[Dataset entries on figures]
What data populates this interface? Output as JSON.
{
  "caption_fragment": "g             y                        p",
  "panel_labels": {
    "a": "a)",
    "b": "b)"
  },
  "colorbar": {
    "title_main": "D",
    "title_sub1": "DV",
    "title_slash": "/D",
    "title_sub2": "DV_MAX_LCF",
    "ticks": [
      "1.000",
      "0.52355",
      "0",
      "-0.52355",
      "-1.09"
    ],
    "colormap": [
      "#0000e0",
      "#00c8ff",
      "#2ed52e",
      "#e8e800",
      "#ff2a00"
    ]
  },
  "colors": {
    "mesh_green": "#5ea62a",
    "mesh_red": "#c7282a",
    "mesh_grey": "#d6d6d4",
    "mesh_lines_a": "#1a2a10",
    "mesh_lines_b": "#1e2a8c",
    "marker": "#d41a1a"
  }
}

→ **Task**: Each entry is to be returned in full, character for character.

→ **Task answer**:
What data populates this interface? Output as JSON.
{
  "caption_fragment": "g             y                        p",
  "panel_labels": {
    "a": "a)",
    "b": "b)"
  },
  "colorbar": {
    "title_main": "D",
    "title_sub1": "DV",
    "title_slash": "/D",
    "title_sub2": "DV_MAX_LCF",
    "ticks": [
      "1.000",
      "0.52355",
      "0",
      "-0.52355",
      "-1.09"
    ],
    "colormap": [
      "#0000e0",
      "#00c8ff",
      "#2ed52e",
      "#e8e800",
      "#ff2a00"
    ]
  },
  "colors": {
    "mesh_green": "#5ea62a",
    "mesh_red": "#c7282a",
    "mesh_grey": "#d6d6d4",
    "mesh_lines_a": "#1a2a10",
    "mesh_lines_b": "#1e2a8c",
    "marker": "#d41a1a"
  }
}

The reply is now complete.